Reproduce every entry exactly and leave its pictures out.

→ Records from a data collection:
-- BEGIN --
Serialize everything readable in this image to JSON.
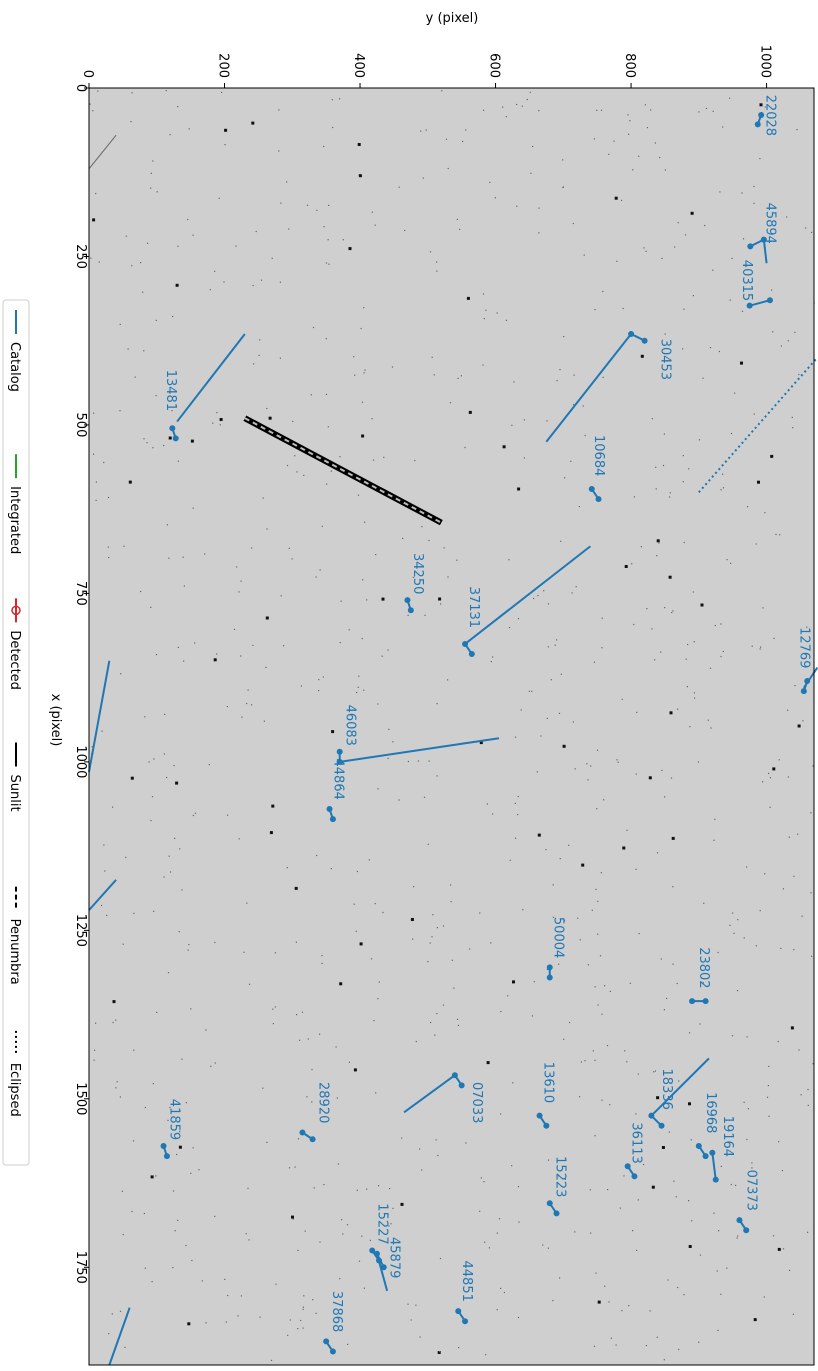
{
  "chart_data": {
    "type": "scatter",
    "xlabel": "x (pixel)",
    "ylabel": "y (pixel)",
    "xlim": [
      0,
      1895
    ],
    "ylim": [
      0,
      1070
    ],
    "x_ticks": [
      "0",
      "250",
      "500",
      "750",
      "1000",
      "1250",
      "1500",
      "1750"
    ],
    "y_ticks": [
      "0",
      "200",
      "400",
      "600",
      "800",
      "1000"
    ],
    "legend": {
      "placement": "left",
      "entries": [
        {
          "label": "Catalog",
          "color": "#1f77b4",
          "style": "solid"
        },
        {
          "label": "Integrated",
          "color": "#2ca02c",
          "style": "solid"
        },
        {
          "label": "Detected",
          "color": "#d62728",
          "style": "marker"
        },
        {
          "label": "Sunlit",
          "color": "#000000",
          "style": "solid"
        },
        {
          "label": "Penumbra",
          "color": "#000000",
          "style": "dashed"
        },
        {
          "label": "Eclipsed",
          "color": "#000000",
          "style": "dotted"
        }
      ]
    },
    "satellites": [
      {
        "id": "22028",
        "x": 40,
        "y": 992,
        "dx": 14,
        "dy": -5,
        "lx": 10,
        "ly": 1000
      },
      {
        "id": "45894",
        "x": 225,
        "y": 996,
        "dx": 10,
        "dy": -20,
        "lx": 170,
        "ly": 1000
      },
      {
        "id": "40315",
        "x": 315,
        "y": 1005,
        "dx": 8,
        "dy": -30,
        "lx": 255,
        "ly": 965
      },
      {
        "id": "30453",
        "x": 365,
        "y": 800,
        "dx": 10,
        "dy": 20,
        "lx": 372,
        "ly": 845
      },
      {
        "id": "13481",
        "x": 505,
        "y": 123,
        "dx": 15,
        "dy": 5,
        "lx": 418,
        "ly": 115
      },
      {
        "id": "10684",
        "x": 595,
        "y": 742,
        "dx": 15,
        "dy": 10,
        "lx": 515,
        "ly": 747
      },
      {
        "id": "34250",
        "x": 760,
        "y": 470,
        "dx": 15,
        "dy": 5,
        "lx": 690,
        "ly": 480
      },
      {
        "id": "37131",
        "x": 825,
        "y": 555,
        "dx": 15,
        "dy": 10,
        "lx": 740,
        "ly": 562
      },
      {
        "id": "12769",
        "x": 880,
        "y": 1060,
        "dx": 15,
        "dy": -5,
        "lx": 800,
        "ly": 1050
      },
      {
        "id": "46083",
        "x": 1000,
        "y": 370,
        "dx": -15,
        "dy": 0,
        "lx": 915,
        "ly": 380
      },
      {
        "id": "44864",
        "x": 1070,
        "y": 355,
        "dx": 15,
        "dy": 5,
        "lx": 995,
        "ly": 362
      },
      {
        "id": "50004",
        "x": 1320,
        "y": 680,
        "dx": -15,
        "dy": 0,
        "lx": 1230,
        "ly": 687
      },
      {
        "id": "23802",
        "x": 1355,
        "y": 890,
        "dx": 0,
        "dy": 20,
        "lx": 1275,
        "ly": 902
      },
      {
        "id": "07033",
        "x": 1465,
        "y": 540,
        "dx": 15,
        "dy": 10,
        "lx": 1475,
        "ly": 567
      },
      {
        "id": "13610",
        "x": 1525,
        "y": 665,
        "dx": 15,
        "dy": 10,
        "lx": 1445,
        "ly": 672
      },
      {
        "id": "18336",
        "x": 1525,
        "y": 830,
        "dx": 15,
        "dy": 15,
        "lx": 1455,
        "ly": 847
      },
      {
        "id": "28920",
        "x": 1560,
        "y": 330,
        "dx": -10,
        "dy": -15,
        "lx": 1475,
        "ly": 340
      },
      {
        "id": "16968",
        "x": 1570,
        "y": 900,
        "dx": 15,
        "dy": 10,
        "lx": 1490,
        "ly": 912
      },
      {
        "id": "19164",
        "x": 1580,
        "y": 920,
        "dx": 40,
        "dy": 5,
        "lx": 1525,
        "ly": 937
      },
      {
        "id": "41859",
        "x": 1570,
        "y": 110,
        "dx": 15,
        "dy": 5,
        "lx": 1500,
        "ly": 120
      },
      {
        "id": "36113",
        "x": 1600,
        "y": 795,
        "dx": 15,
        "dy": 10,
        "lx": 1535,
        "ly": 802
      },
      {
        "id": "15223",
        "x": 1655,
        "y": 680,
        "dx": 15,
        "dy": 10,
        "lx": 1585,
        "ly": 690
      },
      {
        "id": "07373",
        "x": 1680,
        "y": 960,
        "dx": 15,
        "dy": 10,
        "lx": 1605,
        "ly": 972
      },
      {
        "id": "15227",
        "x": 1725,
        "y": 418,
        "dx": 15,
        "dy": 10,
        "lx": 1655,
        "ly": 427
      },
      {
        "id": "45879",
        "x": 1730,
        "y": 425,
        "dx": 20,
        "dy": 10,
        "lx": 1705,
        "ly": 445
      },
      {
        "id": "44851",
        "x": 1815,
        "y": 545,
        "dx": 15,
        "dy": 10,
        "lx": 1740,
        "ly": 552
      },
      {
        "id": "37868",
        "x": 1860,
        "y": 350,
        "dx": 15,
        "dy": 10,
        "lx": 1785,
        "ly": 360
      }
    ],
    "long_tracks": [
      {
        "x1": 495,
        "y1": 130,
        "x2": 365,
        "y2": 230
      },
      {
        "x1": 525,
        "y1": 675,
        "x2": 365,
        "y2": 800
      },
      {
        "x1": 825,
        "y1": 555,
        "x2": 680,
        "y2": 740
      },
      {
        "x1": 1000,
        "y1": 370,
        "x2": 965,
        "y2": 605
      },
      {
        "x1": 1520,
        "y1": 465,
        "x2": 1465,
        "y2": 540
      },
      {
        "x1": 1525,
        "y1": 830,
        "x2": 1440,
        "y2": 915
      },
      {
        "x1": 1730,
        "y1": 425,
        "x2": 1785,
        "y2": 440
      },
      {
        "x1": 260,
        "y1": 1000,
        "x2": 225,
        "y2": 996
      },
      {
        "x1": 850,
        "y1": 30,
        "x2": 1015,
        "y2": 0
      },
      {
        "x1": 1175,
        "y1": 40,
        "x2": 1220,
        "y2": 0
      },
      {
        "x1": 1810,
        "y1": 60,
        "x2": 1895,
        "y2": 30
      },
      {
        "x1": 890,
        "y1": 1055,
        "x2": 860,
        "y2": 1075
      }
    ],
    "eclipsed_track": {
      "x1": 600,
      "y1": 900,
      "x2": 400,
      "y2": 1075
    },
    "sunlit_track": {
      "x1": 490,
      "y1": 230,
      "x2": 645,
      "y2": 520
    }
  }
}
-- END --
→ Full solution:
Serialize everything readable in this image to JSON.
{
  "chart_data": {
    "type": "scatter",
    "xlabel": "x (pixel)",
    "ylabel": "y (pixel)",
    "xlim": [
      0,
      1895
    ],
    "ylim": [
      0,
      1070
    ],
    "x_ticks": [
      "0",
      "250",
      "500",
      "750",
      "1000",
      "1250",
      "1500",
      "1750"
    ],
    "y_ticks": [
      "0",
      "200",
      "400",
      "600",
      "800",
      "1000"
    ],
    "legend": {
      "placement": "left",
      "entries": [
        {
          "label": "Catalog",
          "color": "#1f77b4",
          "style": "solid"
        },
        {
          "label": "Integrated",
          "color": "#2ca02c",
          "style": "solid"
        },
        {
          "label": "Detected",
          "color": "#d62728",
          "style": "marker"
        },
        {
          "label": "Sunlit",
          "color": "#000000",
          "style": "solid"
        },
        {
          "label": "Penumbra",
          "color": "#000000",
          "style": "dashed"
        },
        {
          "label": "Eclipsed",
          "color": "#000000",
          "style": "dotted"
        }
      ]
    },
    "satellites": [
      {
        "id": "22028",
        "x": 40,
        "y": 992,
        "dx": 14,
        "dy": -5,
        "lx": 10,
        "ly": 1000
      },
      {
        "id": "45894",
        "x": 225,
        "y": 996,
        "dx": 10,
        "dy": -20,
        "lx": 170,
        "ly": 1000
      },
      {
        "id": "40315",
        "x": 315,
        "y": 1005,
        "dx": 8,
        "dy": -30,
        "lx": 255,
        "ly": 965
      },
      {
        "id": "30453",
        "x": 365,
        "y": 800,
        "dx": 10,
        "dy": 20,
        "lx": 372,
        "ly": 845
      },
      {
        "id": "13481",
        "x": 505,
        "y": 123,
        "dx": 15,
        "dy": 5,
        "lx": 418,
        "ly": 115
      },
      {
        "id": "10684",
        "x": 595,
        "y": 742,
        "dx": 15,
        "dy": 10,
        "lx": 515,
        "ly": 747
      },
      {
        "id": "34250",
        "x": 760,
        "y": 470,
        "dx": 15,
        "dy": 5,
        "lx": 690,
        "ly": 480
      },
      {
        "id": "37131",
        "x": 825,
        "y": 555,
        "dx": 15,
        "dy": 10,
        "lx": 740,
        "ly": 562
      },
      {
        "id": "12769",
        "x": 880,
        "y": 1060,
        "dx": 15,
        "dy": -5,
        "lx": 800,
        "ly": 1050
      },
      {
        "id": "46083",
        "x": 1000,
        "y": 370,
        "dx": -15,
        "dy": 0,
        "lx": 915,
        "ly": 380
      },
      {
        "id": "44864",
        "x": 1070,
        "y": 355,
        "dx": 15,
        "dy": 5,
        "lx": 995,
        "ly": 362
      },
      {
        "id": "50004",
        "x": 1320,
        "y": 680,
        "dx": -15,
        "dy": 0,
        "lx": 1230,
        "ly": 687
      },
      {
        "id": "23802",
        "x": 1355,
        "y": 890,
        "dx": 0,
        "dy": 20,
        "lx": 1275,
        "ly": 902
      },
      {
        "id": "07033",
        "x": 1465,
        "y": 540,
        "dx": 15,
        "dy": 10,
        "lx": 1475,
        "ly": 567
      },
      {
        "id": "13610",
        "x": 1525,
        "y": 665,
        "dx": 15,
        "dy": 10,
        "lx": 1445,
        "ly": 672
      },
      {
        "id": "18336",
        "x": 1525,
        "y": 830,
        "dx": 15,
        "dy": 15,
        "lx": 1455,
        "ly": 847
      },
      {
        "id": "28920",
        "x": 1560,
        "y": 330,
        "dx": -10,
        "dy": -15,
        "lx": 1475,
        "ly": 340
      },
      {
        "id": "16968",
        "x": 1570,
        "y": 900,
        "dx": 15,
        "dy": 10,
        "lx": 1490,
        "ly": 912
      },
      {
        "id": "19164",
        "x": 1580,
        "y": 920,
        "dx": 40,
        "dy": 5,
        "lx": 1525,
        "ly": 937
      },
      {
        "id": "41859",
        "x": 1570,
        "y": 110,
        "dx": 15,
        "dy": 5,
        "lx": 1500,
        "ly": 120
      },
      {
        "id": "36113",
        "x": 1600,
        "y": 795,
        "dx": 15,
        "dy": 10,
        "lx": 1535,
        "ly": 802
      },
      {
        "id": "15223",
        "x": 1655,
        "y": 680,
        "dx": 15,
        "dy": 10,
        "lx": 1585,
        "ly": 690
      },
      {
        "id": "07373",
        "x": 1680,
        "y": 960,
        "dx": 15,
        "dy": 10,
        "lx": 1605,
        "ly": 972
      },
      {
        "id": "15227",
        "x": 1725,
        "y": 418,
        "dx": 15,
        "dy": 10,
        "lx": 1655,
        "ly": 427
      },
      {
        "id": "45879",
        "x": 1730,
        "y": 425,
        "dx": 20,
        "dy": 10,
        "lx": 1705,
        "ly": 445
      },
      {
        "id": "44851",
        "x": 1815,
        "y": 545,
        "dx": 15,
        "dy": 10,
        "lx": 1740,
        "ly": 552
      },
      {
        "id": "37868",
        "x": 1860,
        "y": 350,
        "dx": 15,
        "dy": 10,
        "lx": 1785,
        "ly": 360
      }
    ],
    "long_tracks": [
      {
        "x1": 495,
        "y1": 130,
        "x2": 365,
        "y2": 230
      },
      {
        "x1": 525,
        "y1": 675,
        "x2": 365,
        "y2": 800
      },
      {
        "x1": 825,
        "y1": 555,
        "x2": 680,
        "y2": 740
      },
      {
        "x1": 1000,
        "y1": 370,
        "x2": 965,
        "y2": 605
      },
      {
        "x1": 1520,
        "y1": 465,
        "x2": 1465,
        "y2": 540
      },
      {
        "x1": 1525,
        "y1": 830,
        "x2": 1440,
        "y2": 915
      },
      {
        "x1": 1730,
        "y1": 425,
        "x2": 1785,
        "y2": 440
      },
      {
        "x1": 260,
        "y1": 1000,
        "x2": 225,
        "y2": 996
      },
      {
        "x1": 850,
        "y1": 30,
        "x2": 1015,
        "y2": 0
      },
      {
        "x1": 1175,
        "y1": 40,
        "x2": 1220,
        "y2": 0
      },
      {
        "x1": 1810,
        "y1": 60,
        "x2": 1895,
        "y2": 30
      },
      {
        "x1": 890,
        "y1": 1055,
        "x2": 860,
        "y2": 1075
      }
    ],
    "eclipsed_track": {
      "x1": 600,
      "y1": 900,
      "x2": 400,
      "y2": 1075
    },
    "sunlit_track": {
      "x1": 490,
      "y1": 230,
      "x2": 645,
      "y2": 520
    }
  }
}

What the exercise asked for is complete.